[Start Working data]

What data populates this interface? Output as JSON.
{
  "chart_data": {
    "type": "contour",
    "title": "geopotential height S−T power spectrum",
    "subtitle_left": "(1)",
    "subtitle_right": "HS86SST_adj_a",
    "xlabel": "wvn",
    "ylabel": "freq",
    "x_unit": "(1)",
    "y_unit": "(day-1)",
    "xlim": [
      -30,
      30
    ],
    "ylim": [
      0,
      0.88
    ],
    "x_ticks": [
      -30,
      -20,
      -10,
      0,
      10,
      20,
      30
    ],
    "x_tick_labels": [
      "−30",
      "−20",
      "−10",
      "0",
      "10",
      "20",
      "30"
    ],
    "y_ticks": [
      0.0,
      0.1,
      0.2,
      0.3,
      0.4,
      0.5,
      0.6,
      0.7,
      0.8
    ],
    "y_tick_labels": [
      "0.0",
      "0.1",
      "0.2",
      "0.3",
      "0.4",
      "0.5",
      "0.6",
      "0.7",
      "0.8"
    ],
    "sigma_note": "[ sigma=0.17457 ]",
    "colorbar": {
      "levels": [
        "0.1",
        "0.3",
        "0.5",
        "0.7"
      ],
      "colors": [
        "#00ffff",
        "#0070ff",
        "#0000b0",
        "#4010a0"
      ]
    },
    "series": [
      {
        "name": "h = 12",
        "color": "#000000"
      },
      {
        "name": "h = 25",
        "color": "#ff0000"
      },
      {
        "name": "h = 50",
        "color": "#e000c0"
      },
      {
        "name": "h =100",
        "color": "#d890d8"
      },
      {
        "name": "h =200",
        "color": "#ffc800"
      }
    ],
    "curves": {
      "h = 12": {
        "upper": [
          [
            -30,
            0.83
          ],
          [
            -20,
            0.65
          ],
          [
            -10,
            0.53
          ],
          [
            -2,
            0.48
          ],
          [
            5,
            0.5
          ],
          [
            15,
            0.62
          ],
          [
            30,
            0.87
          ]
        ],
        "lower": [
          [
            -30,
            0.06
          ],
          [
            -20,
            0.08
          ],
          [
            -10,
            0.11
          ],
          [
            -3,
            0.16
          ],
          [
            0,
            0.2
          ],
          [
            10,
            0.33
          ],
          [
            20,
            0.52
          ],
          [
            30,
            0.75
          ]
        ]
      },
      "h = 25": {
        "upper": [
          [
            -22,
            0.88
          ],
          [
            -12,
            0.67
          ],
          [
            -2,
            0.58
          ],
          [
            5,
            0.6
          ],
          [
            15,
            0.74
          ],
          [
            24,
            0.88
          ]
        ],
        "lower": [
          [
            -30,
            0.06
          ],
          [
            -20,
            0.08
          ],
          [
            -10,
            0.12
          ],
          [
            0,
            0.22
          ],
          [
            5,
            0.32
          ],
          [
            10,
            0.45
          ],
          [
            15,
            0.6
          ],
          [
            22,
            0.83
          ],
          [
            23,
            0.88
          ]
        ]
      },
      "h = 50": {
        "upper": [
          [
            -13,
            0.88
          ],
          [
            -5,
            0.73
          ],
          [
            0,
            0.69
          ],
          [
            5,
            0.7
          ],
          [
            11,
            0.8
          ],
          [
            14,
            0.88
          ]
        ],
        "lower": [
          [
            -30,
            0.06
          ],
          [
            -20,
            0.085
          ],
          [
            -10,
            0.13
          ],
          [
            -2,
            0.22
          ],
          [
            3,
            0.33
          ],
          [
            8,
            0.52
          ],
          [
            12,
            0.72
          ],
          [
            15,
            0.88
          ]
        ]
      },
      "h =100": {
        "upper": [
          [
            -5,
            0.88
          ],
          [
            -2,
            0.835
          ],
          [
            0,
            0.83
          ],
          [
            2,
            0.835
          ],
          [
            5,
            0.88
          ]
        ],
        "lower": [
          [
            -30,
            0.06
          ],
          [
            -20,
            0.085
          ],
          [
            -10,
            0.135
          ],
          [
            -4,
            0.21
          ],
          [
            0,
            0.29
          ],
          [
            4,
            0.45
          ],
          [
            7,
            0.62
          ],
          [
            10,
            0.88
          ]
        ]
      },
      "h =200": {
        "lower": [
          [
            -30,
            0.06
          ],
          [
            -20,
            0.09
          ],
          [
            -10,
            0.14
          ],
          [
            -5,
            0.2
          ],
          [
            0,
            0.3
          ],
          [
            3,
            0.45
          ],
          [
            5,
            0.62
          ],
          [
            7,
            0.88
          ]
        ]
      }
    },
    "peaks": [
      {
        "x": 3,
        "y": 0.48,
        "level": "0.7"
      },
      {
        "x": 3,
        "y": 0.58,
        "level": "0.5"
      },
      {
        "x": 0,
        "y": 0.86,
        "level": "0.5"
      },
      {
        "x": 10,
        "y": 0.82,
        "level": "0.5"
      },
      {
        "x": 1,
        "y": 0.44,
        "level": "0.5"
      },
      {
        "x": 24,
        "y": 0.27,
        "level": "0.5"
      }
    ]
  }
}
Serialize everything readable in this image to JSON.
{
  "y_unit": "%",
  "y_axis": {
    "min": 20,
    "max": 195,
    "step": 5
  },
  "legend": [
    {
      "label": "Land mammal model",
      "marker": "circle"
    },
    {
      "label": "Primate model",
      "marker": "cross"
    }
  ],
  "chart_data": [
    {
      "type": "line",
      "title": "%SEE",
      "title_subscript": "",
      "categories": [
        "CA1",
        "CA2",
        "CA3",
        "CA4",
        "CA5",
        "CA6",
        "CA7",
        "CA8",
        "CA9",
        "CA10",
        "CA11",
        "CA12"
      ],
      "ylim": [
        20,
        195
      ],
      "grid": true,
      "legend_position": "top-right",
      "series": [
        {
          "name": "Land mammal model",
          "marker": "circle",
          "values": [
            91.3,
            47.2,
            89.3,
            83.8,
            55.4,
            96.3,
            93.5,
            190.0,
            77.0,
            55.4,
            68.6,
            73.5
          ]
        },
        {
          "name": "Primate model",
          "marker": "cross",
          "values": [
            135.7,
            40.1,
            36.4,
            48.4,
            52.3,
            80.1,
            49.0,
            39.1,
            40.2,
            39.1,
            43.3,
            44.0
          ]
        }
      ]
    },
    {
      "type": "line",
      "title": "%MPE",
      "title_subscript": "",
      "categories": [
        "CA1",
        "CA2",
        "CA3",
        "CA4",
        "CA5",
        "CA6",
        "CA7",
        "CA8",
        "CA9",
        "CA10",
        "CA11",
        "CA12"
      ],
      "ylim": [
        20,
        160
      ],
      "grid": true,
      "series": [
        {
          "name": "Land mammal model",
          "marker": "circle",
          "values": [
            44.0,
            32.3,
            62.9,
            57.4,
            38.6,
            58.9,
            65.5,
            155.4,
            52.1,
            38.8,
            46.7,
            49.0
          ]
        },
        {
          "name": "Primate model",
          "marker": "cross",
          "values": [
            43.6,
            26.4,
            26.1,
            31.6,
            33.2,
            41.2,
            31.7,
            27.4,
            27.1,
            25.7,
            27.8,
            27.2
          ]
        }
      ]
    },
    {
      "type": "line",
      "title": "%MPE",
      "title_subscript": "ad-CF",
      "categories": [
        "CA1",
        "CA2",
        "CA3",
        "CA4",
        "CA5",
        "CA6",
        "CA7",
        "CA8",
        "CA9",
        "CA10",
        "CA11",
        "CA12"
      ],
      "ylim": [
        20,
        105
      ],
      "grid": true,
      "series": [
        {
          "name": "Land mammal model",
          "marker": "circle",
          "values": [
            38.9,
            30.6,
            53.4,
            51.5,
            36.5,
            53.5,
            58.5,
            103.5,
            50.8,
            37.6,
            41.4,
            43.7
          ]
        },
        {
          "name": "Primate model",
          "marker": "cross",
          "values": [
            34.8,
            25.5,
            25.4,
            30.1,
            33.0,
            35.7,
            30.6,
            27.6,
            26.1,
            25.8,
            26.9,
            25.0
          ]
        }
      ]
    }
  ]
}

[End Working data]

*What is asked*
All of the entries should be written out again exactly.

*Final answer*
What data populates this interface? Output as JSON.
{
  "chart_data": {
    "type": "contour",
    "title": "geopotential height S−T power spectrum",
    "subtitle_left": "(1)",
    "subtitle_right": "HS86SST_adj_a",
    "xlabel": "wvn",
    "ylabel": "freq",
    "x_unit": "(1)",
    "y_unit": "(day-1)",
    "xlim": [
      -30,
      30
    ],
    "ylim": [
      0,
      0.88
    ],
    "x_ticks": [
      -30,
      -20,
      -10,
      0,
      10,
      20,
      30
    ],
    "x_tick_labels": [
      "−30",
      "−20",
      "−10",
      "0",
      "10",
      "20",
      "30"
    ],
    "y_ticks": [
      0.0,
      0.1,
      0.2,
      0.3,
      0.4,
      0.5,
      0.6,
      0.7,
      0.8
    ],
    "y_tick_labels": [
      "0.0",
      "0.1",
      "0.2",
      "0.3",
      "0.4",
      "0.5",
      "0.6",
      "0.7",
      "0.8"
    ],
    "sigma_note": "[ sigma=0.17457 ]",
    "colorbar": {
      "levels": [
        "0.1",
        "0.3",
        "0.5",
        "0.7"
      ],
      "colors": [
        "#00ffff",
        "#0070ff",
        "#0000b0",
        "#4010a0"
      ]
    },
    "series": [
      {
        "name": "h = 12",
        "color": "#000000"
      },
      {
        "name": "h = 25",
        "color": "#ff0000"
      },
      {
        "name": "h = 50",
        "color": "#e000c0"
      },
      {
        "name": "h =100",
        "color": "#d890d8"
      },
      {
        "name": "h =200",
        "color": "#ffc800"
      }
    ],
    "curves": {
      "h = 12": {
        "upper": [
          [
            -30,
            0.83
          ],
          [
            -20,
            0.65
          ],
          [
            -10,
            0.53
          ],
          [
            -2,
            0.48
          ],
          [
            5,
            0.5
          ],
          [
            15,
            0.62
          ],
          [
            30,
            0.87
          ]
        ],
        "lower": [
          [
            -30,
            0.06
          ],
          [
            -20,
            0.08
          ],
          [
            -10,
            0.11
          ],
          [
            -3,
            0.16
          ],
          [
            0,
            0.2
          ],
          [
            10,
            0.33
          ],
          [
            20,
            0.52
          ],
          [
            30,
            0.75
          ]
        ]
      },
      "h = 25": {
        "upper": [
          [
            -22,
            0.88
          ],
          [
            -12,
            0.67
          ],
          [
            -2,
            0.58
          ],
          [
            5,
            0.6
          ],
          [
            15,
            0.74
          ],
          [
            24,
            0.88
          ]
        ],
        "lower": [
          [
            -30,
            0.06
          ],
          [
            -20,
            0.08
          ],
          [
            -10,
            0.12
          ],
          [
            0,
            0.22
          ],
          [
            5,
            0.32
          ],
          [
            10,
            0.45
          ],
          [
            15,
            0.6
          ],
          [
            22,
            0.83
          ],
          [
            23,
            0.88
          ]
        ]
      },
      "h = 50": {
        "upper": [
          [
            -13,
            0.88
          ],
          [
            -5,
            0.73
          ],
          [
            0,
            0.69
          ],
          [
            5,
            0.7
          ],
          [
            11,
            0.8
          ],
          [
            14,
            0.88
          ]
        ],
        "lower": [
          [
            -30,
            0.06
          ],
          [
            -20,
            0.085
          ],
          [
            -10,
            0.13
          ],
          [
            -2,
            0.22
          ],
          [
            3,
            0.33
          ],
          [
            8,
            0.52
          ],
          [
            12,
            0.72
          ],
          [
            15,
            0.88
          ]
        ]
      },
      "h =100": {
        "upper": [
          [
            -5,
            0.88
          ],
          [
            -2,
            0.835
          ],
          [
            0,
            0.83
          ],
          [
            2,
            0.835
          ],
          [
            5,
            0.88
          ]
        ],
        "lower": [
          [
            -30,
            0.06
          ],
          [
            -20,
            0.085
          ],
          [
            -10,
            0.135
          ],
          [
            -4,
            0.21
          ],
          [
            0,
            0.29
          ],
          [
            4,
            0.45
          ],
          [
            7,
            0.62
          ],
          [
            10,
            0.88
          ]
        ]
      },
      "h =200": {
        "lower": [
          [
            -30,
            0.06
          ],
          [
            -20,
            0.09
          ],
          [
            -10,
            0.14
          ],
          [
            -5,
            0.2
          ],
          [
            0,
            0.3
          ],
          [
            3,
            0.45
          ],
          [
            5,
            0.62
          ],
          [
            7,
            0.88
          ]
        ]
      }
    },
    "peaks": [
      {
        "x": 3,
        "y": 0.48,
        "level": "0.7"
      },
      {
        "x": 3,
        "y": 0.58,
        "level": "0.5"
      },
      {
        "x": 0,
        "y": 0.86,
        "level": "0.5"
      },
      {
        "x": 10,
        "y": 0.82,
        "level": "0.5"
      },
      {
        "x": 1,
        "y": 0.44,
        "level": "0.5"
      },
      {
        "x": 24,
        "y": 0.27,
        "level": "0.5"
      }
    ]
  }
}
Serialize everything readable in this image to JSON.
{
  "y_unit": "%",
  "y_axis": {
    "min": 20,
    "max": 195,
    "step": 5
  },
  "legend": [
    {
      "label": "Land mammal model",
      "marker": "circle"
    },
    {
      "label": "Primate model",
      "marker": "cross"
    }
  ],
  "chart_data": [
    {
      "type": "line",
      "title": "%SEE",
      "title_subscript": "",
      "categories": [
        "CA1",
        "CA2",
        "CA3",
        "CA4",
        "CA5",
        "CA6",
        "CA7",
        "CA8",
        "CA9",
        "CA10",
        "CA11",
        "CA12"
      ],
      "ylim": [
        20,
        195
      ],
      "grid": true,
      "legend_position": "top-right",
      "series": [
        {
          "name": "Land mammal model",
          "marker": "circle",
          "values": [
            91.3,
            47.2,
            89.3,
            83.8,
            55.4,
            96.3,
            93.5,
            190.0,
            77.0,
            55.4,
            68.6,
            73.5
          ]
        },
        {
          "name": "Primate model",
          "marker": "cross",
          "values": [
            135.7,
            40.1,
            36.4,
            48.4,
            52.3,
            80.1,
            49.0,
            39.1,
            40.2,
            39.1,
            43.3,
            44.0
          ]
        }
      ]
    },
    {
      "type": "line",
      "title": "%MPE",
      "title_subscript": "",
      "categories": [
        "CA1",
        "CA2",
        "CA3",
        "CA4",
        "CA5",
        "CA6",
        "CA7",
        "CA8",
        "CA9",
        "CA10",
        "CA11",
        "CA12"
      ],
      "ylim": [
        20,
        160
      ],
      "grid": true,
      "series": [
        {
          "name": "Land mammal model",
          "marker": "circle",
          "values": [
            44.0,
            32.3,
            62.9,
            57.4,
            38.6,
            58.9,
            65.5,
            155.4,
            52.1,
            38.8,
            46.7,
            49.0
          ]
        },
        {
          "name": "Primate model",
          "marker": "cross",
          "values": [
            43.6,
            26.4,
            26.1,
            31.6,
            33.2,
            41.2,
            31.7,
            27.4,
            27.1,
            25.7,
            27.8,
            27.2
          ]
        }
      ]
    },
    {
      "type": "line",
      "title": "%MPE",
      "title_subscript": "ad-CF",
      "categories": [
        "CA1",
        "CA2",
        "CA3",
        "CA4",
        "CA5",
        "CA6",
        "CA7",
        "CA8",
        "CA9",
        "CA10",
        "CA11",
        "CA12"
      ],
      "ylim": [
        20,
        105
      ],
      "grid": true,
      "series": [
        {
          "name": "Land mammal model",
          "marker": "circle",
          "values": [
            38.9,
            30.6,
            53.4,
            51.5,
            36.5,
            53.5,
            58.5,
            103.5,
            50.8,
            37.6,
            41.4,
            43.7
          ]
        },
        {
          "name": "Primate model",
          "marker": "cross",
          "values": [
            34.8,
            25.5,
            25.4,
            30.1,
            33.0,
            35.7,
            30.6,
            27.6,
            26.1,
            25.8,
            26.9,
            25.0
          ]
        }
      ]
    }
  ]
}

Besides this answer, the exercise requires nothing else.